:: Instructions for the task ::
Report back each line of the records that contains the string "bottom".

:: Data section ::
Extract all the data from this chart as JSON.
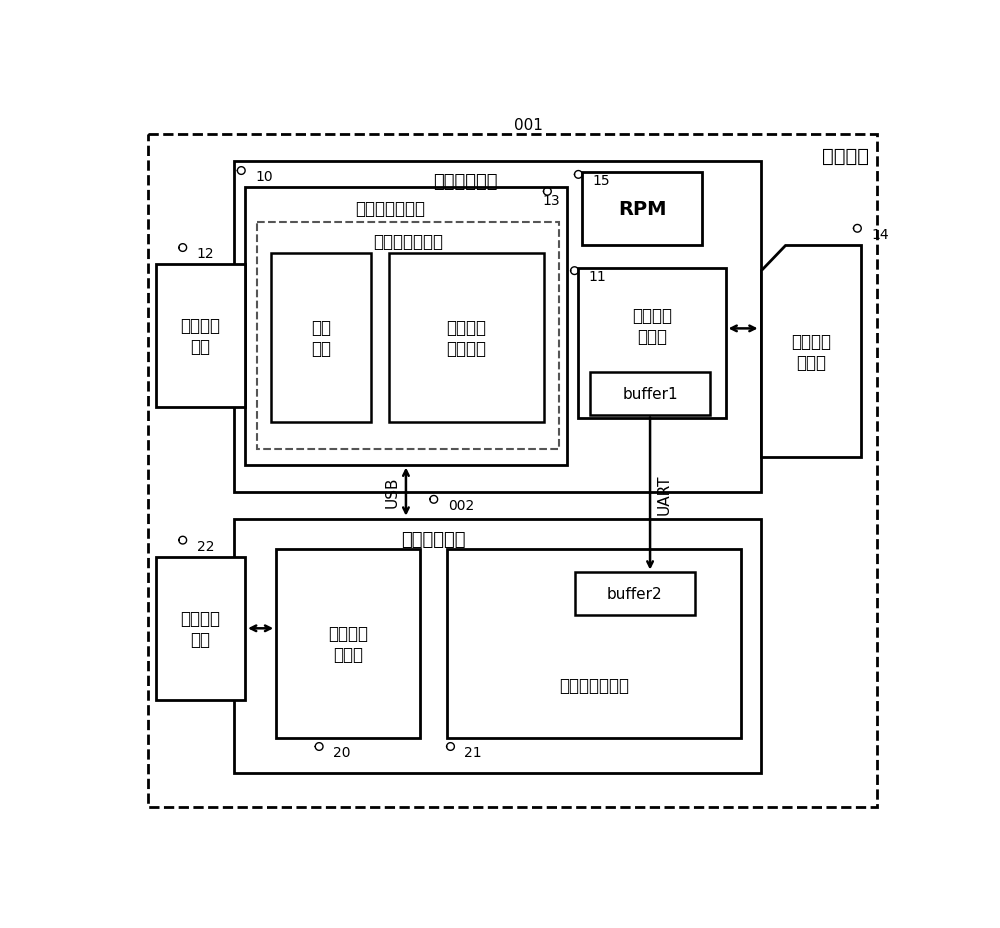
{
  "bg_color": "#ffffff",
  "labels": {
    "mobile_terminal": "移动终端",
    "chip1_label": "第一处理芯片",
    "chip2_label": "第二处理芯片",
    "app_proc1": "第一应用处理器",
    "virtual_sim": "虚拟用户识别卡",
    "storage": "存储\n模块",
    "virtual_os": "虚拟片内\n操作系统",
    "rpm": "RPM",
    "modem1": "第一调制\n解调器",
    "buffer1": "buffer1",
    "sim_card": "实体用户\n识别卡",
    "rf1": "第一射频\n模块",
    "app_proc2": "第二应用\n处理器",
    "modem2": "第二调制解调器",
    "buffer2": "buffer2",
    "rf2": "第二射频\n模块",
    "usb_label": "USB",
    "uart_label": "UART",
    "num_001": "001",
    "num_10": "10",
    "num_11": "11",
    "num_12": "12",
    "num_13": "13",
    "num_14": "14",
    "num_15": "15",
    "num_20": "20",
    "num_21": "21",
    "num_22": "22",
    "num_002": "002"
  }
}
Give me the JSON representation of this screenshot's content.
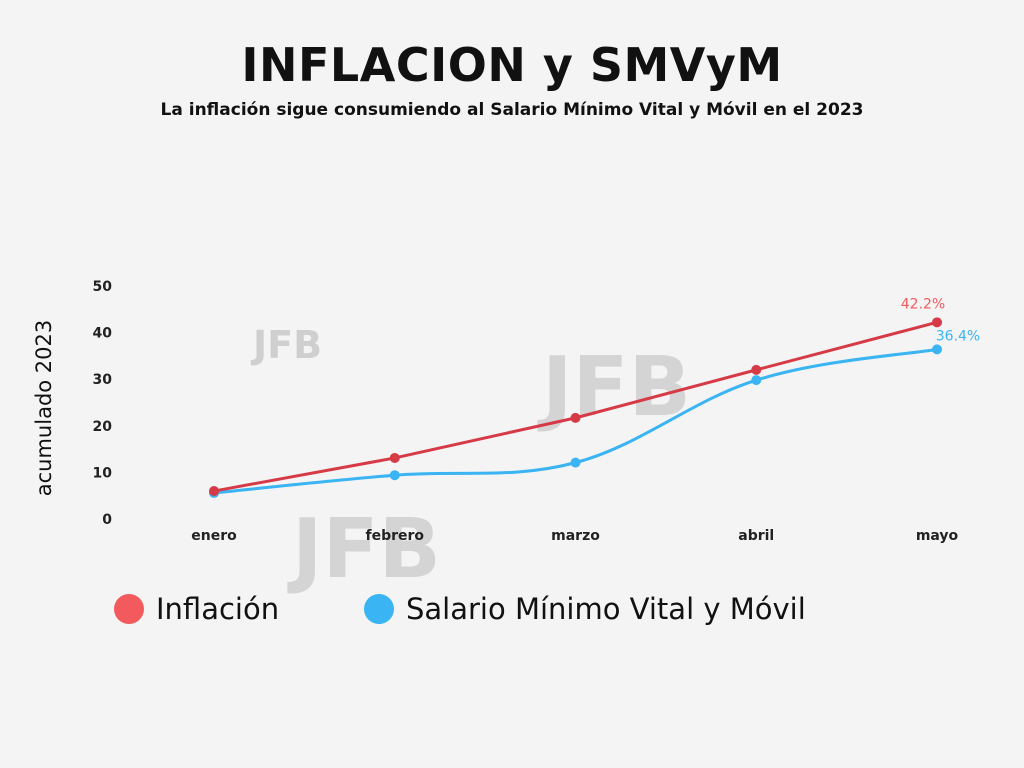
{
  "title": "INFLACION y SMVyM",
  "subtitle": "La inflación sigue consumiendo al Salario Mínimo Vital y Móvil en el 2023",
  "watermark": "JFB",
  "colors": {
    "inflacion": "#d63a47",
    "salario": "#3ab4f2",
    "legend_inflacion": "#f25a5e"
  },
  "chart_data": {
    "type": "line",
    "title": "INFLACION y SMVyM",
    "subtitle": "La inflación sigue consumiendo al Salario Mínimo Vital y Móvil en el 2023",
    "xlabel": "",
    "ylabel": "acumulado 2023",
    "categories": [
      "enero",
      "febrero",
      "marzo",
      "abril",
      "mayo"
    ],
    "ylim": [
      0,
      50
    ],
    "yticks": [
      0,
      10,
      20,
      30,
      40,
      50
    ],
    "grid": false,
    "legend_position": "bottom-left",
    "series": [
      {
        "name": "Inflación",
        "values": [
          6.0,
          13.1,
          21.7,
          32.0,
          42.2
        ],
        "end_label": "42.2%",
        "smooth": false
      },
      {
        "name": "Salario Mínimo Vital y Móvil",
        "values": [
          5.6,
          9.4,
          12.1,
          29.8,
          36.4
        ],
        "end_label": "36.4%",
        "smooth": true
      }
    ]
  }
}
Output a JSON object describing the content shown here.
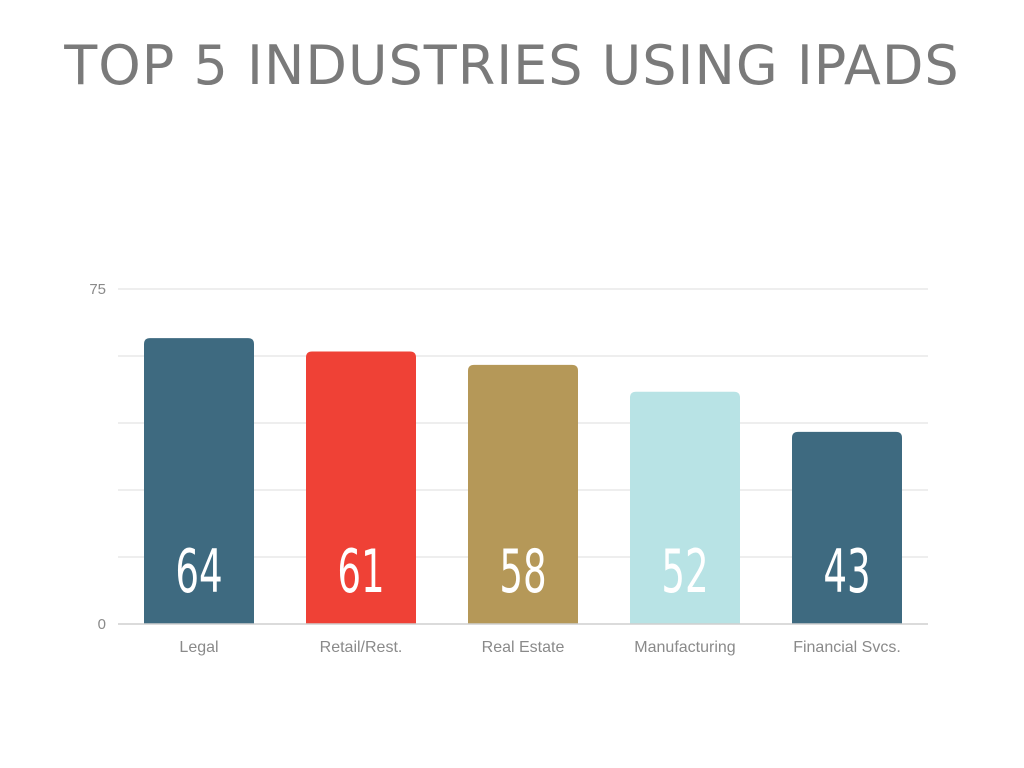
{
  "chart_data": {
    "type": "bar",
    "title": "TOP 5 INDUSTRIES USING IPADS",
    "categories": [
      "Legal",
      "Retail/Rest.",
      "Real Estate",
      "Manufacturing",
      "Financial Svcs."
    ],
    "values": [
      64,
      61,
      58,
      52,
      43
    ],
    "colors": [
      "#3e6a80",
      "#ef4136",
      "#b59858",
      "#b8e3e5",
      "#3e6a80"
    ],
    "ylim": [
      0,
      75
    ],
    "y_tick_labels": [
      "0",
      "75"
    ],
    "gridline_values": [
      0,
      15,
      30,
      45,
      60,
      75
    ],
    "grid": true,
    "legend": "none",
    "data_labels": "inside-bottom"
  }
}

:: The answer ::
    "legend_position": "bottom-left",
    "data_labels": "inside-bottom"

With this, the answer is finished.